**Your goal**. Lay out every line of the items below as a Markdown table with the columns "No." and "Item line," numbering the rows in order and leaving out any blank lines.
--- Start of Records shown ---
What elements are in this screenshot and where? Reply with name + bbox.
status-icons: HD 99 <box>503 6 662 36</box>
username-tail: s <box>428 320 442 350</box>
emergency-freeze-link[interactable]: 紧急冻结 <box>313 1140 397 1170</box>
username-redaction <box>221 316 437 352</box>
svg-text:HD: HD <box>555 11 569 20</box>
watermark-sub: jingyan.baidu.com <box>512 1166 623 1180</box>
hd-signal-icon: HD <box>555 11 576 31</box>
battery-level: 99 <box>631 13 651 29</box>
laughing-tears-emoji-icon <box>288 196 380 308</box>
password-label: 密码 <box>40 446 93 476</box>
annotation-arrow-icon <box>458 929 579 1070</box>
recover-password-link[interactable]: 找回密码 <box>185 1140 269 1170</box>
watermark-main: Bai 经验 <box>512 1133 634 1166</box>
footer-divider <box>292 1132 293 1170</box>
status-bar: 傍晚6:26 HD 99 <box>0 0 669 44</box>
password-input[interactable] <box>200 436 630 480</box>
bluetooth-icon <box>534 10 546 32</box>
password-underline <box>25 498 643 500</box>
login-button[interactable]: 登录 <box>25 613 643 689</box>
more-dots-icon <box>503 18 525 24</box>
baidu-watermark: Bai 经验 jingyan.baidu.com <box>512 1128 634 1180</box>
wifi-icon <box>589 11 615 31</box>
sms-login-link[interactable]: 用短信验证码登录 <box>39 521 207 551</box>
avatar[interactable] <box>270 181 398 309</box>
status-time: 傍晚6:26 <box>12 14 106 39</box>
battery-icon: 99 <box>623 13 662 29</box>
--- End of Records shown ---
**The answer**.
| No. | Item line |
|---|---|
| 1 | What elements are in this screenshot and where? Reply with name + bbox. |
| 2 | status-icons: HD 99 <box>503 6 662 36</box> |
| 3 | username-tail: s <box>428 320 442 350</box> |
| 4 | emergency-freeze-link[interactable]: 紧急冻结 <box>313 1140 397 1170</box> |
| 5 | username-redaction <box>221 316 437 352</box> |
| 6 | svg-text:HD: HD <box>555 11 569 20</box> |
| 7 | watermark-sub: jingyan.baidu.com <box>512 1166 623 1180</box> |
| 8 | hd-signal-icon: HD <box>555 11 576 31</box> |
| 9 | battery-level: 99 <box>631 13 651 29</box> |
| 10 | laughing-tears-emoji-icon <box>288 196 380 308</box> |
| 11 | password-label: 密码 <box>40 446 93 476</box> |
| 12 | annotation-arrow-icon <box>458 929 579 1070</box> |
| 13 | recover-password-link[interactable]: 找回密码 <box>185 1140 269 1170</box> |
| 14 | watermark-main: Bai 经验 <box>512 1133 634 1166</box> |
| 15 | footer-divider <box>292 1132 293 1170</box> |
| 16 | status-bar: 傍晚6:26 HD 99 <box>0 0 669 44</box> |
| 17 | password-input[interactable] <box>200 436 630 480</box> |
| 18 | bluetooth-icon <box>534 10 546 32</box> |
| 19 | password-underline <box>25 498 643 500</box> |
| 20 | login-button[interactable]: 登录 <box>25 613 643 689</box> |
| 21 | more-dots-icon <box>503 18 525 24</box> |
| 22 | baidu-watermark: Bai 经验 jingyan.baidu.com <box>512 1128 634 1180</box> |
| 23 | wifi-icon <box>589 11 615 31</box> |
| 24 | sms-login-link[interactable]: 用短信验证码登录 <box>39 521 207 551</box> |
| 25 | avatar[interactable] <box>270 181 398 309</box> |
| 26 | status-time: 傍晚6:26 <box>12 14 106 39</box> |
| 27 | battery-icon: 99 <box>623 13 662 29</box> |